## Your instructions
Can you write out the whole listing exactly?

— start Excerpted data —

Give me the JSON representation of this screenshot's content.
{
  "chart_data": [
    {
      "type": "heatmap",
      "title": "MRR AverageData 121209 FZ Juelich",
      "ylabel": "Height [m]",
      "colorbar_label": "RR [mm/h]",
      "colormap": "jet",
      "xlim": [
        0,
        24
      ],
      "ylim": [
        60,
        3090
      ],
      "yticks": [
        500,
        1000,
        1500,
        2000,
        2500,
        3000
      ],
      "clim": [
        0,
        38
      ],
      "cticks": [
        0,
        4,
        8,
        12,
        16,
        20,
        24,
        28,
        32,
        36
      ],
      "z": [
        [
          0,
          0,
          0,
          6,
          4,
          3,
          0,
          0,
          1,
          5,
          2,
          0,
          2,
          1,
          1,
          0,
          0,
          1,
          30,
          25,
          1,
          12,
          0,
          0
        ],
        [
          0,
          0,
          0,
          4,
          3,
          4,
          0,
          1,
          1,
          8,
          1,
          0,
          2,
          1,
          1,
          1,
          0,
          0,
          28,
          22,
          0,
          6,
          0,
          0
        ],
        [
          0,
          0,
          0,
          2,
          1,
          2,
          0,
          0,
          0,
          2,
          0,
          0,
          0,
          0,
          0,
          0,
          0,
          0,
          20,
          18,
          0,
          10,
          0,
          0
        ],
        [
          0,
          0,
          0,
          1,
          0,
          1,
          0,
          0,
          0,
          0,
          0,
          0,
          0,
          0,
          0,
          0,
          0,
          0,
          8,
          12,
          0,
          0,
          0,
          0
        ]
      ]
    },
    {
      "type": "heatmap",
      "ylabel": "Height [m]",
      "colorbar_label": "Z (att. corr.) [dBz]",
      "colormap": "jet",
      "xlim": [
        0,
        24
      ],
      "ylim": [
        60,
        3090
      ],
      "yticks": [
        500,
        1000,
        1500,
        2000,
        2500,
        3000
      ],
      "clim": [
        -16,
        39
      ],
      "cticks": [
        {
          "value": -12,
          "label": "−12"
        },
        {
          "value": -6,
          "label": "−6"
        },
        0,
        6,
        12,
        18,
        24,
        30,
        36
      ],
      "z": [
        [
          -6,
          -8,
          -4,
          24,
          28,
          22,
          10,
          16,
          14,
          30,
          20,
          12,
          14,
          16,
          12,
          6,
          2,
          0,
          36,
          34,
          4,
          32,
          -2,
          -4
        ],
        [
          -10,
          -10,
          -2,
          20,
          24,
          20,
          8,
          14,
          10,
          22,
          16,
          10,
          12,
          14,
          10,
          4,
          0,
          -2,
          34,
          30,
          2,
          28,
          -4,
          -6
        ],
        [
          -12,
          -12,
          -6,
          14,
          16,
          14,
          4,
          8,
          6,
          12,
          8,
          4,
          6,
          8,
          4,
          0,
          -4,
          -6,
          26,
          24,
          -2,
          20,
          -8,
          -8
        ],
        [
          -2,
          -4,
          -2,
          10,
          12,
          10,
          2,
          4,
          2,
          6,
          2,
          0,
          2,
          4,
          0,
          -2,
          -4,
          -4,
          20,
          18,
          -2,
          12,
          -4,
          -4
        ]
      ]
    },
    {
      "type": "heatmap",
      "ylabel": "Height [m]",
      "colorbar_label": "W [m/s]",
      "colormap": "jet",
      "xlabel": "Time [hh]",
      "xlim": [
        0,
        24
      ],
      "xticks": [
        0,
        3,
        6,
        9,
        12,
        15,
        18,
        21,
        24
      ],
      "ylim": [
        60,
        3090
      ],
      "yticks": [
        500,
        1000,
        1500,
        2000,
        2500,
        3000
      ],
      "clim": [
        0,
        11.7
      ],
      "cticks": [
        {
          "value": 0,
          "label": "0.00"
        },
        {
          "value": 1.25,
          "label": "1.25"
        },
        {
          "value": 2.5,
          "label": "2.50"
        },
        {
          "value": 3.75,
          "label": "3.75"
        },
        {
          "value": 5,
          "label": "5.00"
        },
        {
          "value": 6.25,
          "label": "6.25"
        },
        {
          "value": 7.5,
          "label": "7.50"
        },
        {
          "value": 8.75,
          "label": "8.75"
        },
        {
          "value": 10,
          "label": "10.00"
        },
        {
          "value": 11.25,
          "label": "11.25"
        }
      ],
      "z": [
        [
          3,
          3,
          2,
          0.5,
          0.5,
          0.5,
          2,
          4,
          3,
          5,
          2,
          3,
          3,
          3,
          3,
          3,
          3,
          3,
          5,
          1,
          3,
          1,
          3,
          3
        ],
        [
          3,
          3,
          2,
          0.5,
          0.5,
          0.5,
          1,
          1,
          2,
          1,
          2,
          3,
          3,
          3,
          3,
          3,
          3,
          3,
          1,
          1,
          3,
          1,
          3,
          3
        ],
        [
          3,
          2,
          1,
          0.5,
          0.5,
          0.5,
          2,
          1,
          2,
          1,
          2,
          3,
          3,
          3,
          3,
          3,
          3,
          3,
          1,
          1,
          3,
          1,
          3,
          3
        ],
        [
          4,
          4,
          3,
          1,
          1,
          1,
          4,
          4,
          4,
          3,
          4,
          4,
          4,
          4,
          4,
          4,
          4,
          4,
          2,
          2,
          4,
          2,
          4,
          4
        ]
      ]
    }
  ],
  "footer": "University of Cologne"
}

— end Excerpted data —

## Response below
Give me the JSON representation of this screenshot's content.
{
  "chart_data": [
    {
      "type": "heatmap",
      "title": "MRR AverageData 121209 FZ Juelich",
      "ylabel": "Height [m]",
      "colorbar_label": "RR [mm/h]",
      "colormap": "jet",
      "xlim": [
        0,
        24
      ],
      "ylim": [
        60,
        3090
      ],
      "yticks": [
        500,
        1000,
        1500,
        2000,
        2500,
        3000
      ],
      "clim": [
        0,
        38
      ],
      "cticks": [
        0,
        4,
        8,
        12,
        16,
        20,
        24,
        28,
        32,
        36
      ],
      "z": [
        [
          0,
          0,
          0,
          6,
          4,
          3,
          0,
          0,
          1,
          5,
          2,
          0,
          2,
          1,
          1,
          0,
          0,
          1,
          30,
          25,
          1,
          12,
          0,
          0
        ],
        [
          0,
          0,
          0,
          4,
          3,
          4,
          0,
          1,
          1,
          8,
          1,
          0,
          2,
          1,
          1,
          1,
          0,
          0,
          28,
          22,
          0,
          6,
          0,
          0
        ],
        [
          0,
          0,
          0,
          2,
          1,
          2,
          0,
          0,
          0,
          2,
          0,
          0,
          0,
          0,
          0,
          0,
          0,
          0,
          20,
          18,
          0,
          10,
          0,
          0
        ],
        [
          0,
          0,
          0,
          1,
          0,
          1,
          0,
          0,
          0,
          0,
          0,
          0,
          0,
          0,
          0,
          0,
          0,
          0,
          8,
          12,
          0,
          0,
          0,
          0
        ]
      ]
    },
    {
      "type": "heatmap",
      "ylabel": "Height [m]",
      "colorbar_label": "Z (att. corr.) [dBz]",
      "colormap": "jet",
      "xlim": [
        0,
        24
      ],
      "ylim": [
        60,
        3090
      ],
      "yticks": [
        500,
        1000,
        1500,
        2000,
        2500,
        3000
      ],
      "clim": [
        -16,
        39
      ],
      "cticks": [
        {
          "value": -12,
          "label": "−12"
        },
        {
          "value": -6,
          "label": "−6"
        },
        0,
        6,
        12,
        18,
        24,
        30,
        36
      ],
      "z": [
        [
          -6,
          -8,
          -4,
          24,
          28,
          22,
          10,
          16,
          14,
          30,
          20,
          12,
          14,
          16,
          12,
          6,
          2,
          0,
          36,
          34,
          4,
          32,
          -2,
          -4
        ],
        [
          -10,
          -10,
          -2,
          20,
          24,
          20,
          8,
          14,
          10,
          22,
          16,
          10,
          12,
          14,
          10,
          4,
          0,
          -2,
          34,
          30,
          2,
          28,
          -4,
          -6
        ],
        [
          -12,
          -12,
          -6,
          14,
          16,
          14,
          4,
          8,
          6,
          12,
          8,
          4,
          6,
          8,
          4,
          0,
          -4,
          -6,
          26,
          24,
          -2,
          20,
          -8,
          -8
        ],
        [
          -2,
          -4,
          -2,
          10,
          12,
          10,
          2,
          4,
          2,
          6,
          2,
          0,
          2,
          4,
          0,
          -2,
          -4,
          -4,
          20,
          18,
          -2,
          12,
          -4,
          -4
        ]
      ]
    },
    {
      "type": "heatmap",
      "ylabel": "Height [m]",
      "colorbar_label": "W [m/s]",
      "colormap": "jet",
      "xlabel": "Time [hh]",
      "xlim": [
        0,
        24
      ],
      "xticks": [
        0,
        3,
        6,
        9,
        12,
        15,
        18,
        21,
        24
      ],
      "ylim": [
        60,
        3090
      ],
      "yticks": [
        500,
        1000,
        1500,
        2000,
        2500,
        3000
      ],
      "clim": [
        0,
        11.7
      ],
      "cticks": [
        {
          "value": 0,
          "label": "0.00"
        },
        {
          "value": 1.25,
          "label": "1.25"
        },
        {
          "value": 2.5,
          "label": "2.50"
        },
        {
          "value": 3.75,
          "label": "3.75"
        },
        {
          "value": 5,
          "label": "5.00"
        },
        {
          "value": 6.25,
          "label": "6.25"
        },
        {
          "value": 7.5,
          "label": "7.50"
        },
        {
          "value": 8.75,
          "label": "8.75"
        },
        {
          "value": 10,
          "label": "10.00"
        },
        {
          "value": 11.25,
          "label": "11.25"
        }
      ],
      "z": [
        [
          3,
          3,
          2,
          0.5,
          0.5,
          0.5,
          2,
          4,
          3,
          5,
          2,
          3,
          3,
          3,
          3,
          3,
          3,
          3,
          5,
          1,
          3,
          1,
          3,
          3
        ],
        [
          3,
          3,
          2,
          0.5,
          0.5,
          0.5,
          1,
          1,
          2,
          1,
          2,
          3,
          3,
          3,
          3,
          3,
          3,
          3,
          1,
          1,
          3,
          1,
          3,
          3
        ],
        [
          3,
          2,
          1,
          0.5,
          0.5,
          0.5,
          2,
          1,
          2,
          1,
          2,
          3,
          3,
          3,
          3,
          3,
          3,
          3,
          1,
          1,
          3,
          1,
          3,
          3
        ],
        [
          4,
          4,
          3,
          1,
          1,
          1,
          4,
          4,
          4,
          3,
          4,
          4,
          4,
          4,
          4,
          4,
          4,
          4,
          2,
          2,
          4,
          2,
          4,
          4
        ]
      ]
    }
  ],
  "footer": "University of Cologne"
}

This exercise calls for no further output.